=== GIVEN TASK ===
State how many lines of the listing below include the word "města". Give only the number.

=== THE DATA ===
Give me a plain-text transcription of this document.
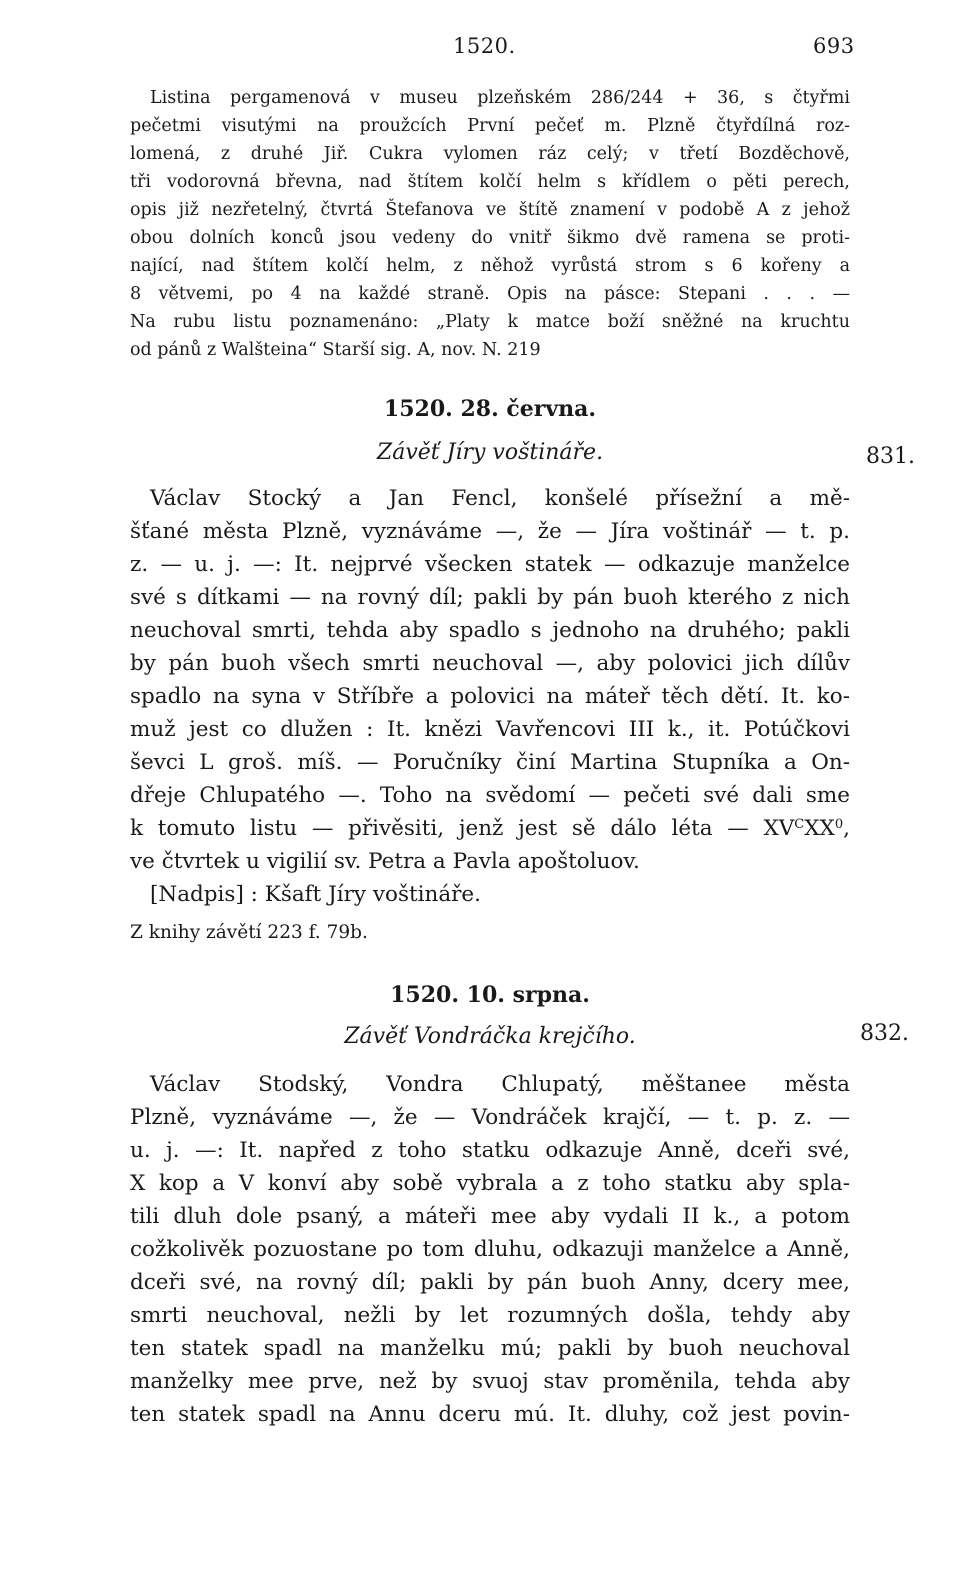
1520.	693
Listina pergamenová v museu plzeňském 286/244 + 36, s čtyřmi
pečetmi visutými na proužcích První pečeť m. Plzně čtyřdílná roz-
lomená, z druhé Jiř. Cukra vylomen ráz celý; v třetí Bozděchově,
tři vodorovná břevna, nad štítem kolčí helm s křídlem o pěti perech,
opis již nezřetelný, čtvrtá Štefanova ve štítě znamení v podobě A z jehož
obou dolních konců jsou vedeny do vnitř šikmo dvě ramena se proti-
nající, nad štítem kolčí helm, z něhož vyrůstá strom s 6 kořeny a
8 větvemi, po 4 na každé straně. Opis na pásce: Stepani . . . —
Na rubu listu poznamenáno: „Platy k matce boží sněžné na kruchtu
od pánů z Walšteina“ Starší sig. A, nov. N. 219
1520. 28. června.
Závěť Jíry voštináře.	831.
Václav Stocký a Jan Fencl, konšelé přísežní a mě-
šťané města Plzně, vyznáváme —, že — Jíra voštinář — t. p.
z. — u. j. —: It. nejprvé všecken statek — odkazuje manželce
své s dítkami — na rovný díl; pakli by pán buoh kterého z nich
neuchoval smrti, tehda aby spadlo s jednoho na druhého; pakli
by pán buoh všech smrti neuchoval —, aby polovici jich dílův
spadlo na syna v Stříbře a polovici na máteř těch dětí. It. ko-
muž jest co dlužen : It. knězi Vavřencovi III k., it. Potúčkovi
ševci L groš. míš. — Poručníky činí Martina Stupníka a On-
dřeje Chlupatého —. Toho na svědomí — pečeti své dali sme
k tomuto listu — přivěsiti, jenž jest sě dálo léta — $XV^CXX^0$,
ve čtvrtek u vigilií sv. Petra a Pavla apoštoluov.
[Nadpis] : Kšaft Jíry voštináře.
Z knihy závětí 223 f. 79b.
1520. 10. srpna.
Závěť Vondráčka krejčího.	832.
Václav Stodský, Vondra Chlupatý, měštanee města
Plzně, vyznáváme —, že — Vondráček krajčí, — t. p. z. —
u. j. —: It. napřed z toho statku odkazuje Anně, dceři své,
X kop a V konví aby sobě vybrala a z toho statku aby spla-
tili dluh dole psaný, a máteři mee aby vydali II k., a potom
cožkolivěk pozuostane po tom dluhu, odkazuji manželce a Anně,
dceři své, na rovný díl; pakli by pán buoh Anny, dcery mee,
smrti neuchoval, nežli by let rozumných došla, tehdy aby
ten statek spadl na manželku mú; pakli by buoh neuchoval
manželky mee prve, než by svuoj stav proměnila, tehda aby
ten statek spadl na Annu dceru mú. It. dluhy, což jest povin-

=== OUTPUT OF THE EXERCISE ===
2